SHORT TASK: Where a line contains the word "this", copy that line in full.

MATERIALS PROVIDED:

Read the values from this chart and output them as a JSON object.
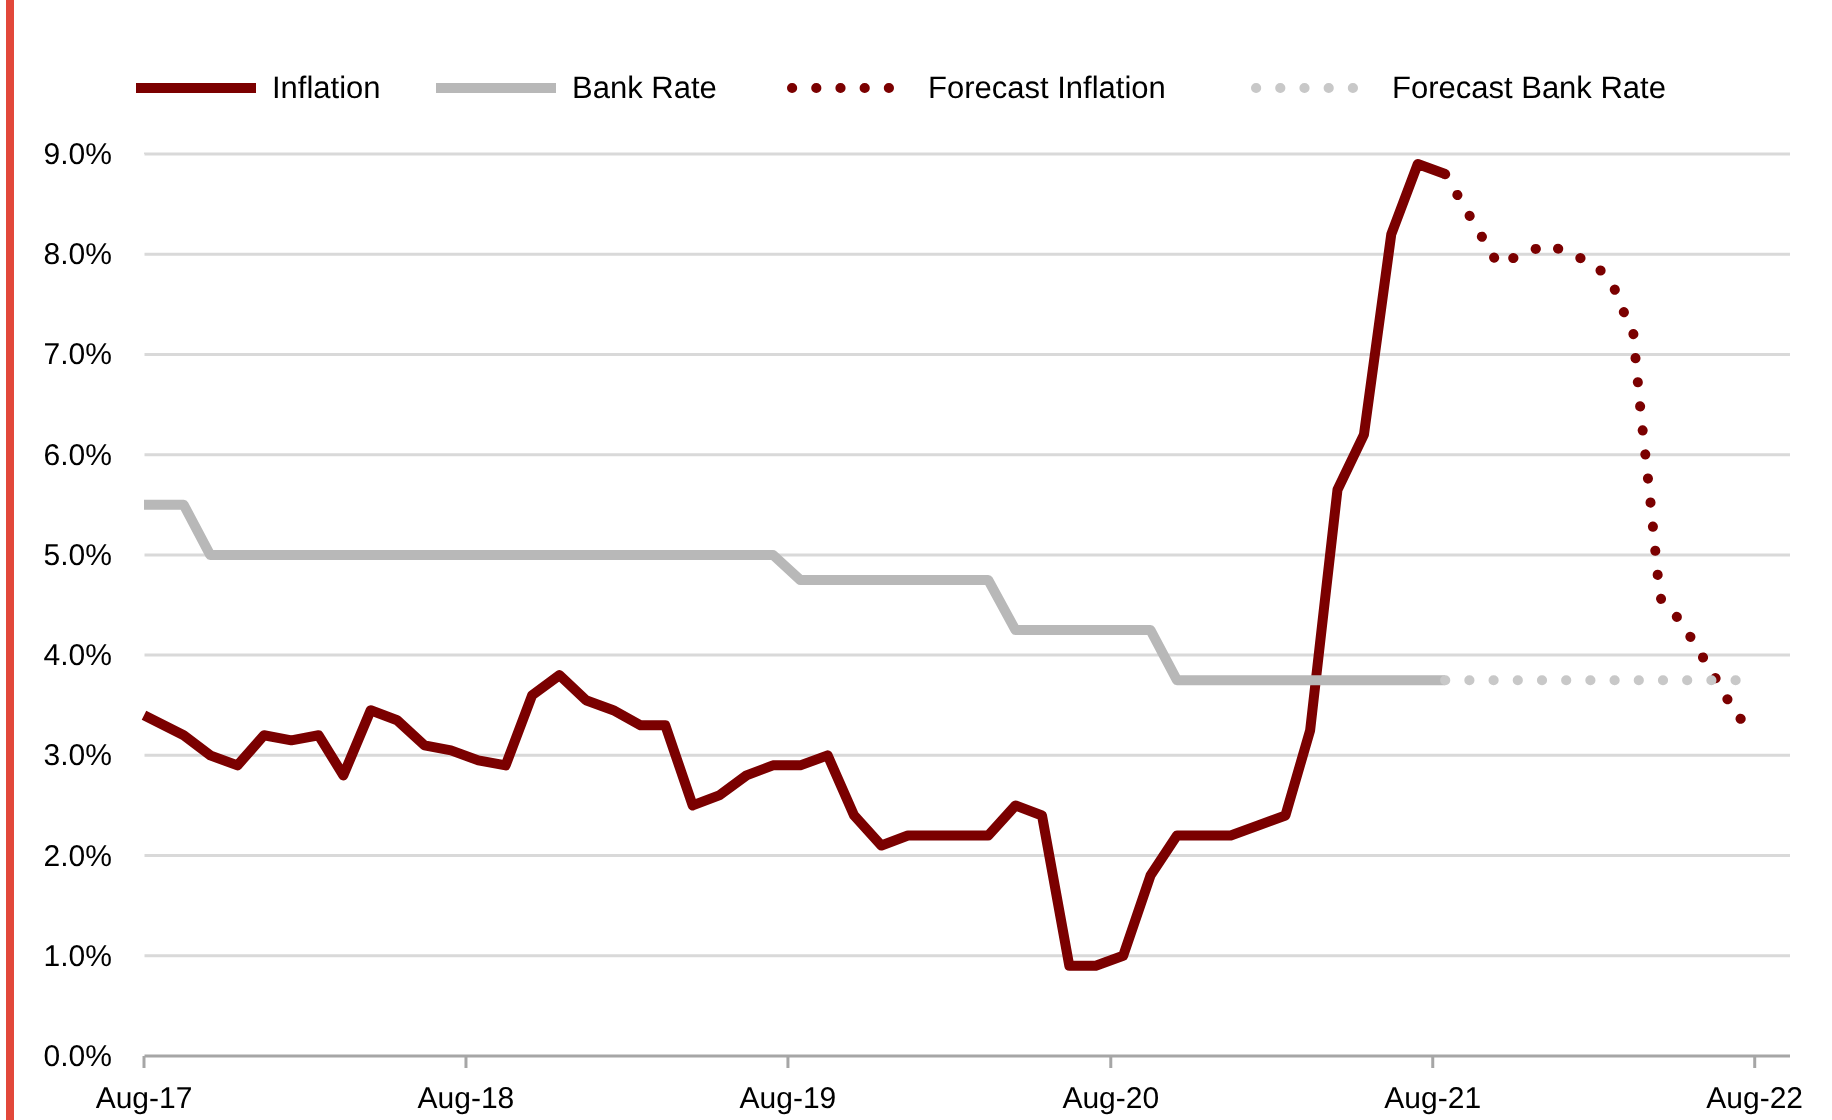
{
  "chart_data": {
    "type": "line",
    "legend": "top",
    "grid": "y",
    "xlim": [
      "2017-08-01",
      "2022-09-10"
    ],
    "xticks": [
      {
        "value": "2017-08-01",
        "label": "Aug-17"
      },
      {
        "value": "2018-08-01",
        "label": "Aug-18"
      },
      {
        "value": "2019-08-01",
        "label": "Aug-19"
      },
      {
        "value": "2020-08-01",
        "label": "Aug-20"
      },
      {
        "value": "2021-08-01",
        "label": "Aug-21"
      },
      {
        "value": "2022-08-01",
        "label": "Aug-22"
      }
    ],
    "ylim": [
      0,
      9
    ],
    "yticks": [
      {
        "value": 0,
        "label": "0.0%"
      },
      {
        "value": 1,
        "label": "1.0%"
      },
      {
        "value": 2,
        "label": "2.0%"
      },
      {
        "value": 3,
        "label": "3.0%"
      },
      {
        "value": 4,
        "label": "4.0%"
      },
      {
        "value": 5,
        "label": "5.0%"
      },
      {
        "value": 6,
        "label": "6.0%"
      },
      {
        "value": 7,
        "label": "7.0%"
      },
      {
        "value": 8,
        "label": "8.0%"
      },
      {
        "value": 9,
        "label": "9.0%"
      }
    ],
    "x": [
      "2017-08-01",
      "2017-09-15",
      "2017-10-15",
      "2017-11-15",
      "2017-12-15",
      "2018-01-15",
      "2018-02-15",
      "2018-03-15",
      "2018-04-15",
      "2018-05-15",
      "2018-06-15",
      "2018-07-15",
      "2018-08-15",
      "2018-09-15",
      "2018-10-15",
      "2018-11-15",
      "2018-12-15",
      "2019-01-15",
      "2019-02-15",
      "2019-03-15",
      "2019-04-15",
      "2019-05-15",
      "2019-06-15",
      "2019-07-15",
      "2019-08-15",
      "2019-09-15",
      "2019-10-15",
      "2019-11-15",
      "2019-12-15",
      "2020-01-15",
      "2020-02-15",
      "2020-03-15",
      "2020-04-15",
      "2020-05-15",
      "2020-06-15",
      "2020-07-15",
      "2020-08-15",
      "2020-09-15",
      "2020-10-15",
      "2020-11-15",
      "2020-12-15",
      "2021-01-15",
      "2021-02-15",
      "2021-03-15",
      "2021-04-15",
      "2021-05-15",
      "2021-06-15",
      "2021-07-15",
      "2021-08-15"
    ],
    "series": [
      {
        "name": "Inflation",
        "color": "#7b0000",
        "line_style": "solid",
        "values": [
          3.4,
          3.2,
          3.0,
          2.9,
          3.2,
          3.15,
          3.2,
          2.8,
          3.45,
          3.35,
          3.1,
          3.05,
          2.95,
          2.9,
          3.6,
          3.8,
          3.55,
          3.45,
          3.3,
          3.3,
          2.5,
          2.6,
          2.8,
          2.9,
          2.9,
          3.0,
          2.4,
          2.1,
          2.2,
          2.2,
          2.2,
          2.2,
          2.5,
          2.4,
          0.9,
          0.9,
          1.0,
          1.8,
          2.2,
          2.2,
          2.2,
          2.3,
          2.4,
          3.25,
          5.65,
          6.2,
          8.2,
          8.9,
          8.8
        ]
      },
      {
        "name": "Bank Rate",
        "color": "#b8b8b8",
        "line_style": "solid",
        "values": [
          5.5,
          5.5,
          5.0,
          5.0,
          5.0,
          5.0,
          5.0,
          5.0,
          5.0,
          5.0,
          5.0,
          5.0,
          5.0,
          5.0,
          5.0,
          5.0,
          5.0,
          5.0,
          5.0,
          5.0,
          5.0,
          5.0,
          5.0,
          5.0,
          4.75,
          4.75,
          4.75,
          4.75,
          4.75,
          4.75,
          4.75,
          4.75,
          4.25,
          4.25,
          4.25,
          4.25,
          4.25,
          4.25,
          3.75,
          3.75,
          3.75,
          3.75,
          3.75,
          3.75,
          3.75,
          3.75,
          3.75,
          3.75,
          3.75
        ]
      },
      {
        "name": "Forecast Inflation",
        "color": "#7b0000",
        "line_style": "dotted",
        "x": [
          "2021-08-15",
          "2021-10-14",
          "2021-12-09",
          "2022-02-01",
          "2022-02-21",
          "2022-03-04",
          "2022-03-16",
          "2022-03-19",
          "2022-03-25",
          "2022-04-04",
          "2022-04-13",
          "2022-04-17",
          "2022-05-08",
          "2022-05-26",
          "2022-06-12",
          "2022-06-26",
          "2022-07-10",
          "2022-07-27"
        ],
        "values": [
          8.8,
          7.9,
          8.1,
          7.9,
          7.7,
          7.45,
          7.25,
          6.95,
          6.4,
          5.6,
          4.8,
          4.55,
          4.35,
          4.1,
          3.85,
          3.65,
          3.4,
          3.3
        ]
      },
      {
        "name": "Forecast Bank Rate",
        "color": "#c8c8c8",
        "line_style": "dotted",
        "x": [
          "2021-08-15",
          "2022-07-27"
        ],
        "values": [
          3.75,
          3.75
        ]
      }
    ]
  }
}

--

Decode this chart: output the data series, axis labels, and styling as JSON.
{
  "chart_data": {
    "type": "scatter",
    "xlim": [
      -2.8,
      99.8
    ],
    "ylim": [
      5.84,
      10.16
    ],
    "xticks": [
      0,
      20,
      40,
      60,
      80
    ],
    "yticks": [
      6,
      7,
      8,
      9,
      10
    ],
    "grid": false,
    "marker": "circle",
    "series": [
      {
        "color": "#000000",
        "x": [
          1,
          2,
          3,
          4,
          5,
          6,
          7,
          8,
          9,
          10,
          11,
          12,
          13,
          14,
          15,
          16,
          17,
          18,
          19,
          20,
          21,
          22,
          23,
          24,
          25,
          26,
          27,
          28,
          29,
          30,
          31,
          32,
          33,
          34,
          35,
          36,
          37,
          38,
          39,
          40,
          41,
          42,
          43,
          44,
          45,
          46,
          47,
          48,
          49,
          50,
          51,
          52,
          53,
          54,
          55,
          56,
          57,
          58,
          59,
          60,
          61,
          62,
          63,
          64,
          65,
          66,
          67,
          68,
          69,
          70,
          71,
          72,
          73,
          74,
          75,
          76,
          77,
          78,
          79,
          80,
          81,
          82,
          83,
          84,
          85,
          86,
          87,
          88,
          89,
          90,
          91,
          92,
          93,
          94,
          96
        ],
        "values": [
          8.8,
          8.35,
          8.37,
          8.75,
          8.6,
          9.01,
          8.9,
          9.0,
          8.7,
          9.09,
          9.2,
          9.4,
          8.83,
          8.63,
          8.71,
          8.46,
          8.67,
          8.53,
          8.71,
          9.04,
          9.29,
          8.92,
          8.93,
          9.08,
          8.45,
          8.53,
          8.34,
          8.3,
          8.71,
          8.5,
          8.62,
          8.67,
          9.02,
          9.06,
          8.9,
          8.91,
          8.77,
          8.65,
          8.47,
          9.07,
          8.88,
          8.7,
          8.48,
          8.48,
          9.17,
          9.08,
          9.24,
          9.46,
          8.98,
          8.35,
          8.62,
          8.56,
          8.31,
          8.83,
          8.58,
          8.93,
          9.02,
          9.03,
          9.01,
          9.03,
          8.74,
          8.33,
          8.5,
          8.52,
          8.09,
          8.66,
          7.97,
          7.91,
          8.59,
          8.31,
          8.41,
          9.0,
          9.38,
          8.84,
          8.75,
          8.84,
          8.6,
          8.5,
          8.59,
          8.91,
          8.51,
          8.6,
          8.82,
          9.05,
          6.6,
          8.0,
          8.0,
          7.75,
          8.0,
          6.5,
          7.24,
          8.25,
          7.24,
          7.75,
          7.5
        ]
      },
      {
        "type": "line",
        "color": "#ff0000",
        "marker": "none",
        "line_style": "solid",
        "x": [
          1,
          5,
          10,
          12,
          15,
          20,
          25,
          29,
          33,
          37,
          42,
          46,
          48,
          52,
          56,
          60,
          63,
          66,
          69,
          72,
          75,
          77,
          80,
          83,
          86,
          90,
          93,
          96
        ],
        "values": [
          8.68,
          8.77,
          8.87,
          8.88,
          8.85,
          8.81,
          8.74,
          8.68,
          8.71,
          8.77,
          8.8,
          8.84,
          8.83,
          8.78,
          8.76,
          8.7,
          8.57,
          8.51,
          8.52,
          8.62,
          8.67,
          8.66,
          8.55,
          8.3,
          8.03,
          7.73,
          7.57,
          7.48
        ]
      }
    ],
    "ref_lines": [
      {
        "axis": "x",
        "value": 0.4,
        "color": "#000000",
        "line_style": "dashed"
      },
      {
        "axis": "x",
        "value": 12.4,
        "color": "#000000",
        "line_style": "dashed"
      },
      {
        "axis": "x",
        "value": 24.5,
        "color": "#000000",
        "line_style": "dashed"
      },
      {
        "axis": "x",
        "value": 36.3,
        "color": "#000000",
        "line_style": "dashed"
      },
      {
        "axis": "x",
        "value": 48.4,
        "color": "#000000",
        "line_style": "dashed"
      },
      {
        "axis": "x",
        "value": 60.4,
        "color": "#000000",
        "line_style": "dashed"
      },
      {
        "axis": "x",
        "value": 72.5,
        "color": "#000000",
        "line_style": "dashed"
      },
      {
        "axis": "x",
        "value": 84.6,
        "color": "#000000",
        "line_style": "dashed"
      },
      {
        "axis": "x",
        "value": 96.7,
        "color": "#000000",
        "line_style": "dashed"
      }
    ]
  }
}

EXERCISE SOLUTION:
Read the values from this chart and output them as a JSON object.
Decode this chart: output the data series, axis labels, and styling as JSON.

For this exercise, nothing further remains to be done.